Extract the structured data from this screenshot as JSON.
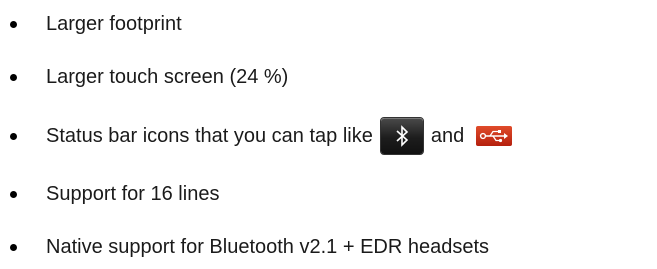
{
  "bullets": [
    {
      "text": "Larger footprint"
    },
    {
      "text": "Larger touch screen (24 %)"
    },
    {
      "text_before": "Status bar icons that you can tap like",
      "text_between": "and",
      "icons": [
        "bluetooth-icon",
        "usb-icon"
      ]
    },
    {
      "text": "Support for 16 lines"
    },
    {
      "text": "Native support for Bluetooth v2.1 + EDR headsets"
    }
  ],
  "colors": {
    "text": "#1a1a1a",
    "bullet": "#000000",
    "bluetooth_icon_bg": "#1d1d1d",
    "usb_icon_bg": "#c7321a"
  }
}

### Problem to work on
Print all entries exactly. The images do not belong in the copy.

### Exercise answer
Extract the structured data from this screenshot as JSON.
{
  "bullets": [
    {
      "text": "Larger footprint"
    },
    {
      "text": "Larger touch screen (24 %)"
    },
    {
      "text_before": "Status bar icons that you can tap like",
      "text_between": "and",
      "icons": [
        "bluetooth-icon",
        "usb-icon"
      ]
    },
    {
      "text": "Support for 16 lines"
    },
    {
      "text": "Native support for Bluetooth v2.1 + EDR headsets"
    }
  ],
  "colors": {
    "text": "#1a1a1a",
    "bullet": "#000000",
    "bluetooth_icon_bg": "#1d1d1d",
    "usb_icon_bg": "#c7321a"
  }
}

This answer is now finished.